• EXERCISE INPUT:
————

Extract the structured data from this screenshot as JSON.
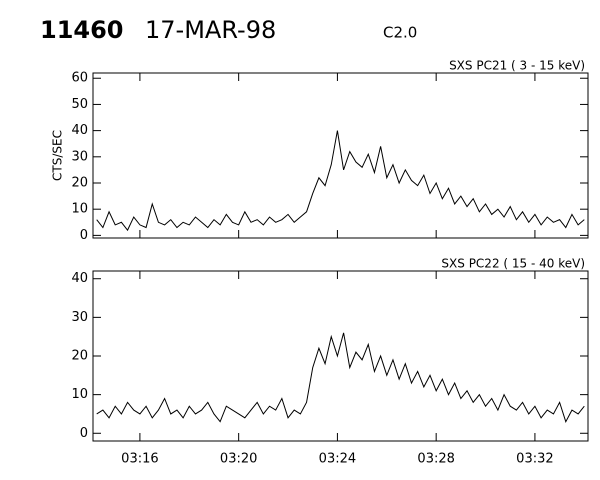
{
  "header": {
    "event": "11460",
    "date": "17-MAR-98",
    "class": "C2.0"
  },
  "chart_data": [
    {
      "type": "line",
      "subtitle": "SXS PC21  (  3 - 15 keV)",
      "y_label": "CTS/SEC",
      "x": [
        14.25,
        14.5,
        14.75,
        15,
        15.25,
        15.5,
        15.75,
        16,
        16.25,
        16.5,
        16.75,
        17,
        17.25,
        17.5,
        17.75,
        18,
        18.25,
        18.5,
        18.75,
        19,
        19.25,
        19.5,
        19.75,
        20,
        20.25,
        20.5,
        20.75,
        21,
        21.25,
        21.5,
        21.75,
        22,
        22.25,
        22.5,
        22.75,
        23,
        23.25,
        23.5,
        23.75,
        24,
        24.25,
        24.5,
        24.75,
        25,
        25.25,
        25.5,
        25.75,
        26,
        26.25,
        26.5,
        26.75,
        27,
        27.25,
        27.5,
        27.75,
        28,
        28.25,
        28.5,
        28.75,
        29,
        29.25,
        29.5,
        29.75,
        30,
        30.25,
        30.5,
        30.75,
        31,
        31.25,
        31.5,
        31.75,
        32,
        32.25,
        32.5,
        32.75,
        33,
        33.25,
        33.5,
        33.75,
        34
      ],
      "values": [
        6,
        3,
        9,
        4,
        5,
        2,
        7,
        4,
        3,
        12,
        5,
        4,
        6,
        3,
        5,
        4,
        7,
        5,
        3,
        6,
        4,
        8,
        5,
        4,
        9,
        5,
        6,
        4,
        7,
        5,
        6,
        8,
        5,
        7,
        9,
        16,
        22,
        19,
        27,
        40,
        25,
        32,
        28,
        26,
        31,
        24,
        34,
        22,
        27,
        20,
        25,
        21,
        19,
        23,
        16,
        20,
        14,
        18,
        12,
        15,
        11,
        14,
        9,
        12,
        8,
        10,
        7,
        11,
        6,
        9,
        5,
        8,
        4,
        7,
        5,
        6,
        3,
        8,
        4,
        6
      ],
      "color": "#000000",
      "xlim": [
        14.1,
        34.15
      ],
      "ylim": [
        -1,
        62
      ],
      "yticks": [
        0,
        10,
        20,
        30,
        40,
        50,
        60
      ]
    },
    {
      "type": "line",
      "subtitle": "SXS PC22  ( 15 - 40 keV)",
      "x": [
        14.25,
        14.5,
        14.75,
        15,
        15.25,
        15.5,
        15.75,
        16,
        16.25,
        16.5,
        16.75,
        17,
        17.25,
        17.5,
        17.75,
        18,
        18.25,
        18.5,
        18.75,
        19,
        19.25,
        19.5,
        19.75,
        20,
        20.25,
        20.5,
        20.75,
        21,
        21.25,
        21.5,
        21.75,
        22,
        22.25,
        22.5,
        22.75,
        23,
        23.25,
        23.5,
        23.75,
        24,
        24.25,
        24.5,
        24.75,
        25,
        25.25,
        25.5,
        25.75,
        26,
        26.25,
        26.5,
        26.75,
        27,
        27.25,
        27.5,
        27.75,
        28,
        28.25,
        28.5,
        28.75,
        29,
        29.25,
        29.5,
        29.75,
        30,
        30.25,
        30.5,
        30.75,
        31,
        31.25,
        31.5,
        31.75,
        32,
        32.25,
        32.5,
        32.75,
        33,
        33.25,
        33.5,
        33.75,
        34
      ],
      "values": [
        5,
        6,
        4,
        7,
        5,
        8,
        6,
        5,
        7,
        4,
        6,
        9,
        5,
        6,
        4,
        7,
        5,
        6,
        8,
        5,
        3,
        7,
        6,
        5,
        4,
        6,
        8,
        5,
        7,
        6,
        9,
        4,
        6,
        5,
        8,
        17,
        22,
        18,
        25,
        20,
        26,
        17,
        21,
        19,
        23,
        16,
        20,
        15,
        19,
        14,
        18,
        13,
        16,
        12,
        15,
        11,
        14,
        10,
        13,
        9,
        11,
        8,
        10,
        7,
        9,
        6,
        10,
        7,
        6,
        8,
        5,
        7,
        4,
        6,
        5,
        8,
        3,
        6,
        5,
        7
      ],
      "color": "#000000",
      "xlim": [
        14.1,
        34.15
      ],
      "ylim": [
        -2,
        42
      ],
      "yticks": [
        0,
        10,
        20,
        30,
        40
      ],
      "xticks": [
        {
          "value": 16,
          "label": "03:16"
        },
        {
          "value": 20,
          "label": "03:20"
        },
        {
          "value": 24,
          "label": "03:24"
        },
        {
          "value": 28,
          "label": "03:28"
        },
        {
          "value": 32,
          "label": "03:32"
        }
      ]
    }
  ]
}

————

• WRITTEN INSTRUCTION: Images in the records should not be copied. Repeat all the rest exactly.

• RESULT OF THIS TASK:
Extract the structured data from this screenshot as JSON.
{
  "header": {
    "event": "11460",
    "date": "17-MAR-98",
    "class": "C2.0"
  },
  "chart_data": [
    {
      "type": "line",
      "subtitle": "SXS PC21  (  3 - 15 keV)",
      "y_label": "CTS/SEC",
      "x": [
        14.25,
        14.5,
        14.75,
        15,
        15.25,
        15.5,
        15.75,
        16,
        16.25,
        16.5,
        16.75,
        17,
        17.25,
        17.5,
        17.75,
        18,
        18.25,
        18.5,
        18.75,
        19,
        19.25,
        19.5,
        19.75,
        20,
        20.25,
        20.5,
        20.75,
        21,
        21.25,
        21.5,
        21.75,
        22,
        22.25,
        22.5,
        22.75,
        23,
        23.25,
        23.5,
        23.75,
        24,
        24.25,
        24.5,
        24.75,
        25,
        25.25,
        25.5,
        25.75,
        26,
        26.25,
        26.5,
        26.75,
        27,
        27.25,
        27.5,
        27.75,
        28,
        28.25,
        28.5,
        28.75,
        29,
        29.25,
        29.5,
        29.75,
        30,
        30.25,
        30.5,
        30.75,
        31,
        31.25,
        31.5,
        31.75,
        32,
        32.25,
        32.5,
        32.75,
        33,
        33.25,
        33.5,
        33.75,
        34
      ],
      "values": [
        6,
        3,
        9,
        4,
        5,
        2,
        7,
        4,
        3,
        12,
        5,
        4,
        6,
        3,
        5,
        4,
        7,
        5,
        3,
        6,
        4,
        8,
        5,
        4,
        9,
        5,
        6,
        4,
        7,
        5,
        6,
        8,
        5,
        7,
        9,
        16,
        22,
        19,
        27,
        40,
        25,
        32,
        28,
        26,
        31,
        24,
        34,
        22,
        27,
        20,
        25,
        21,
        19,
        23,
        16,
        20,
        14,
        18,
        12,
        15,
        11,
        14,
        9,
        12,
        8,
        10,
        7,
        11,
        6,
        9,
        5,
        8,
        4,
        7,
        5,
        6,
        3,
        8,
        4,
        6
      ],
      "color": "#000000",
      "xlim": [
        14.1,
        34.15
      ],
      "ylim": [
        -1,
        62
      ],
      "yticks": [
        0,
        10,
        20,
        30,
        40,
        50,
        60
      ]
    },
    {
      "type": "line",
      "subtitle": "SXS PC22  ( 15 - 40 keV)",
      "x": [
        14.25,
        14.5,
        14.75,
        15,
        15.25,
        15.5,
        15.75,
        16,
        16.25,
        16.5,
        16.75,
        17,
        17.25,
        17.5,
        17.75,
        18,
        18.25,
        18.5,
        18.75,
        19,
        19.25,
        19.5,
        19.75,
        20,
        20.25,
        20.5,
        20.75,
        21,
        21.25,
        21.5,
        21.75,
        22,
        22.25,
        22.5,
        22.75,
        23,
        23.25,
        23.5,
        23.75,
        24,
        24.25,
        24.5,
        24.75,
        25,
        25.25,
        25.5,
        25.75,
        26,
        26.25,
        26.5,
        26.75,
        27,
        27.25,
        27.5,
        27.75,
        28,
        28.25,
        28.5,
        28.75,
        29,
        29.25,
        29.5,
        29.75,
        30,
        30.25,
        30.5,
        30.75,
        31,
        31.25,
        31.5,
        31.75,
        32,
        32.25,
        32.5,
        32.75,
        33,
        33.25,
        33.5,
        33.75,
        34
      ],
      "values": [
        5,
        6,
        4,
        7,
        5,
        8,
        6,
        5,
        7,
        4,
        6,
        9,
        5,
        6,
        4,
        7,
        5,
        6,
        8,
        5,
        3,
        7,
        6,
        5,
        4,
        6,
        8,
        5,
        7,
        6,
        9,
        4,
        6,
        5,
        8,
        17,
        22,
        18,
        25,
        20,
        26,
        17,
        21,
        19,
        23,
        16,
        20,
        15,
        19,
        14,
        18,
        13,
        16,
        12,
        15,
        11,
        14,
        10,
        13,
        9,
        11,
        8,
        10,
        7,
        9,
        6,
        10,
        7,
        6,
        8,
        5,
        7,
        4,
        6,
        5,
        8,
        3,
        6,
        5,
        7
      ],
      "color": "#000000",
      "xlim": [
        14.1,
        34.15
      ],
      "ylim": [
        -2,
        42
      ],
      "yticks": [
        0,
        10,
        20,
        30,
        40
      ],
      "xticks": [
        {
          "value": 16,
          "label": "03:16"
        },
        {
          "value": 20,
          "label": "03:20"
        },
        {
          "value": 24,
          "label": "03:24"
        },
        {
          "value": 28,
          "label": "03:28"
        },
        {
          "value": 32,
          "label": "03:32"
        }
      ]
    }
  ]
}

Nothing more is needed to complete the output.